* The task:
From the records below, copy the lines that include "Price".

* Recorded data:
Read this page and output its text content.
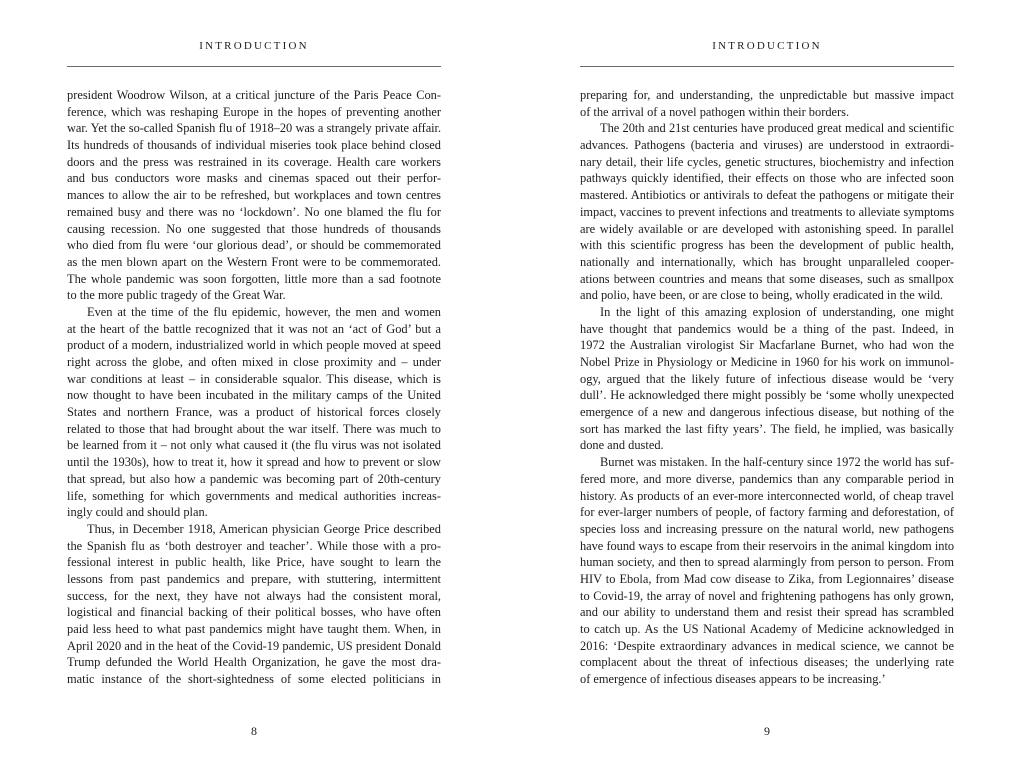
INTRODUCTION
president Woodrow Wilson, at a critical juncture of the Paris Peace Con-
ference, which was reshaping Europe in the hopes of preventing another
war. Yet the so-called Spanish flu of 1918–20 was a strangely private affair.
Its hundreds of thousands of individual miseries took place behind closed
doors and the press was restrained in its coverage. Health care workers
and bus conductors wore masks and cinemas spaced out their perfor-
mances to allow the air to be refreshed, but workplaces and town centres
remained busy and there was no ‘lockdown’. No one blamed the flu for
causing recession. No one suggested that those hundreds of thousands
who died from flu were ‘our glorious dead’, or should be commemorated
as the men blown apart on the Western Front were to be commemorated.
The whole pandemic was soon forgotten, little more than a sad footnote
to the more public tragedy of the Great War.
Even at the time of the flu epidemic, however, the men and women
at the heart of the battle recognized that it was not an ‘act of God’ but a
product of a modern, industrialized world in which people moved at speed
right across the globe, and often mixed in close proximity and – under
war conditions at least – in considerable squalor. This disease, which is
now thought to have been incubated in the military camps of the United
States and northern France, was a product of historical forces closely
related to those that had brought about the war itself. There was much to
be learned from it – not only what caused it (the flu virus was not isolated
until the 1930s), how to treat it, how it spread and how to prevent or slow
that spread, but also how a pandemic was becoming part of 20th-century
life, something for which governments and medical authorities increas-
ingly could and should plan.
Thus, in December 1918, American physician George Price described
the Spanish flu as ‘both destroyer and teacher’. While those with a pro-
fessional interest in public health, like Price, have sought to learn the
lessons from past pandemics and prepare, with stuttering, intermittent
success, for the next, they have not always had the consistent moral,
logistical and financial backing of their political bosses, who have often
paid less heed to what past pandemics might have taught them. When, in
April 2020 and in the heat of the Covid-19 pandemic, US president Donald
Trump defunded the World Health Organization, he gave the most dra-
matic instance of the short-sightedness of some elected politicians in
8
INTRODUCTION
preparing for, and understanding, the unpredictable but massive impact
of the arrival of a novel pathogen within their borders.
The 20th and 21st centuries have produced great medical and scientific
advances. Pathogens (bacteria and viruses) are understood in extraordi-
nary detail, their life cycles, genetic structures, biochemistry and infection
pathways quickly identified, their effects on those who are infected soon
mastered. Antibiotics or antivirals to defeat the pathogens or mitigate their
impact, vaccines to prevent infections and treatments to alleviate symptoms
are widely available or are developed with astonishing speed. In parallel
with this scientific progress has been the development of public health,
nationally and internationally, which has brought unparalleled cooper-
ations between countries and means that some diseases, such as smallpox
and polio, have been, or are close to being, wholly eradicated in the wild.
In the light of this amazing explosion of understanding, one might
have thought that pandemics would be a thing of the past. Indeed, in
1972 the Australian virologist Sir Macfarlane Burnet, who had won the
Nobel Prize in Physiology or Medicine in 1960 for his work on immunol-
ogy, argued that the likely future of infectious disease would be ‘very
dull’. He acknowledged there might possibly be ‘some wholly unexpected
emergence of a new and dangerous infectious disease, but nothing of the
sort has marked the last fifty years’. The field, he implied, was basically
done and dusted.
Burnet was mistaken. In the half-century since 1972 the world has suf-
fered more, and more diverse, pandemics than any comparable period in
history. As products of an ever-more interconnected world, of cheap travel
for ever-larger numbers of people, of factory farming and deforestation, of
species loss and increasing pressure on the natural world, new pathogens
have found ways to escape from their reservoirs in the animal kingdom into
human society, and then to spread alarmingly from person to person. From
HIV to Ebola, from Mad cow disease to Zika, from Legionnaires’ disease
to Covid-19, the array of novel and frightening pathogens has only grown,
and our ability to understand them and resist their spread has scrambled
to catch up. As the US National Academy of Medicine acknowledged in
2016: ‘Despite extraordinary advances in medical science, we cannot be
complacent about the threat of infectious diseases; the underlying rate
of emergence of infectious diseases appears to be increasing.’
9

* Task output:
Thus, in December 1918, American physician George Price described
fessional interest in public health, like Price, have sought to learn the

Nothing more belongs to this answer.